Exercise directions: Search the records that follow and extract every line containing the string "Nanaimo".

Material provided:
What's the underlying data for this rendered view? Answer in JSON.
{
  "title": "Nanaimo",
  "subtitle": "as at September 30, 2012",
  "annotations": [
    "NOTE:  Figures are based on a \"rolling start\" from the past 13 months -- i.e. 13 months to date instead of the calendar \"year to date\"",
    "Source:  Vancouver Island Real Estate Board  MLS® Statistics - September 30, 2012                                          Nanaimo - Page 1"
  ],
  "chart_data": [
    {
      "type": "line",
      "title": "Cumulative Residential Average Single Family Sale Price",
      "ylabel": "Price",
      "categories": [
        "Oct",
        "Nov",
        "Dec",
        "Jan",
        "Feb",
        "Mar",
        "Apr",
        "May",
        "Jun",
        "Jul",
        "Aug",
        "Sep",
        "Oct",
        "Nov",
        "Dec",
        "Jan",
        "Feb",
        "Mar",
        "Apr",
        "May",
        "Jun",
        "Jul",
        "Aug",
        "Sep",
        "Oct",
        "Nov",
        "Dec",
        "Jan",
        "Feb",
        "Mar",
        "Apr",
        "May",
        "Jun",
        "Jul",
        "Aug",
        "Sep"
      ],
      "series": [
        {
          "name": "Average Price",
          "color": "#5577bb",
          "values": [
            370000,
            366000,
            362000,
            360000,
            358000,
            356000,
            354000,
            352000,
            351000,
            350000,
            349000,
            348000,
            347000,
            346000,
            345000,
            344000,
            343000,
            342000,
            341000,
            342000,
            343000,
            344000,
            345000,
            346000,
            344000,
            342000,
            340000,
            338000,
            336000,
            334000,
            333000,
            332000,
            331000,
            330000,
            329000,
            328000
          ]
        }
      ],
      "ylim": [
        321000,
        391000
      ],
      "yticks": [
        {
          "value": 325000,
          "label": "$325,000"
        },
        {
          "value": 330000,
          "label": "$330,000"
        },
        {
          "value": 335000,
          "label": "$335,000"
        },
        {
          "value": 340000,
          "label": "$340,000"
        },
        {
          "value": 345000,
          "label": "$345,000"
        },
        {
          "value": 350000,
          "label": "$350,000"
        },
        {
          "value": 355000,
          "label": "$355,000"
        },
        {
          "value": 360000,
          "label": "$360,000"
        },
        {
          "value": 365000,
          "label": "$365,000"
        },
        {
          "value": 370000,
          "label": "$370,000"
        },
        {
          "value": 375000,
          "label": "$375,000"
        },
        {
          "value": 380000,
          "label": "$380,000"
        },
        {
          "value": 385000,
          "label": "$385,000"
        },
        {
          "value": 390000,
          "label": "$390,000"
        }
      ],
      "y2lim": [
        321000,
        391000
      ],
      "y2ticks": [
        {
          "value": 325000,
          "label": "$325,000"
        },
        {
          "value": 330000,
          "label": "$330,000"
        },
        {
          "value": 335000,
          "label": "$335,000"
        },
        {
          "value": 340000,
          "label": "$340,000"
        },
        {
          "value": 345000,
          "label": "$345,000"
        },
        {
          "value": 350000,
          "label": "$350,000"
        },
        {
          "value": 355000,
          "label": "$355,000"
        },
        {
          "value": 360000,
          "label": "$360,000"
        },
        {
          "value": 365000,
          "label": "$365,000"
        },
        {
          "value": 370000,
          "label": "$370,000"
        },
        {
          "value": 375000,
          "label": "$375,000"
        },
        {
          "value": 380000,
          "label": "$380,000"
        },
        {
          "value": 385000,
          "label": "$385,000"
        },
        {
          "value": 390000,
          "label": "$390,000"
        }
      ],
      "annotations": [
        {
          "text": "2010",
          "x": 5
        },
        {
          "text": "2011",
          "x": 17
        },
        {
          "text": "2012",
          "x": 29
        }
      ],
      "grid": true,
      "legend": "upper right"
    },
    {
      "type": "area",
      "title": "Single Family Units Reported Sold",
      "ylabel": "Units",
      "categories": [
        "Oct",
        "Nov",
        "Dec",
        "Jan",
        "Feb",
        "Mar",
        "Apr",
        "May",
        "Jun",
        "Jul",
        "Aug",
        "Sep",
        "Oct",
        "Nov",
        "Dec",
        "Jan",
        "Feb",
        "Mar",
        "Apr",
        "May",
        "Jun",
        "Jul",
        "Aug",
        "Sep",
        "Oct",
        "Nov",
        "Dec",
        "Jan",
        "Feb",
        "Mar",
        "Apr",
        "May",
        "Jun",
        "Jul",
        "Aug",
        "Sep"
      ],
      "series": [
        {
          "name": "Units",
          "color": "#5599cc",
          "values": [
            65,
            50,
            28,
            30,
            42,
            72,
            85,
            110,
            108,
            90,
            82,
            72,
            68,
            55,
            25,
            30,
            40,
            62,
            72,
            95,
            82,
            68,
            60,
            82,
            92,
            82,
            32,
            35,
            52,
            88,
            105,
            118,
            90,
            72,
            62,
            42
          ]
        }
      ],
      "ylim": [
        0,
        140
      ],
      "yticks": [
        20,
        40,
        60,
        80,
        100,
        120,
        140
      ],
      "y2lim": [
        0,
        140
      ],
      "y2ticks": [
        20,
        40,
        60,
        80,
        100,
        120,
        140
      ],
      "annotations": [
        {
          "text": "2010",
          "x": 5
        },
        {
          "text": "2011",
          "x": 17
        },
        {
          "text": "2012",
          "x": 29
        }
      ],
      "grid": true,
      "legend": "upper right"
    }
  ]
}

Complete output:
  "title": "Nanaimo",
    "Source:  Vancouver Island Real Estate Board  MLS® Statistics - September 30, 2012                                          Nanaimo - Page 1"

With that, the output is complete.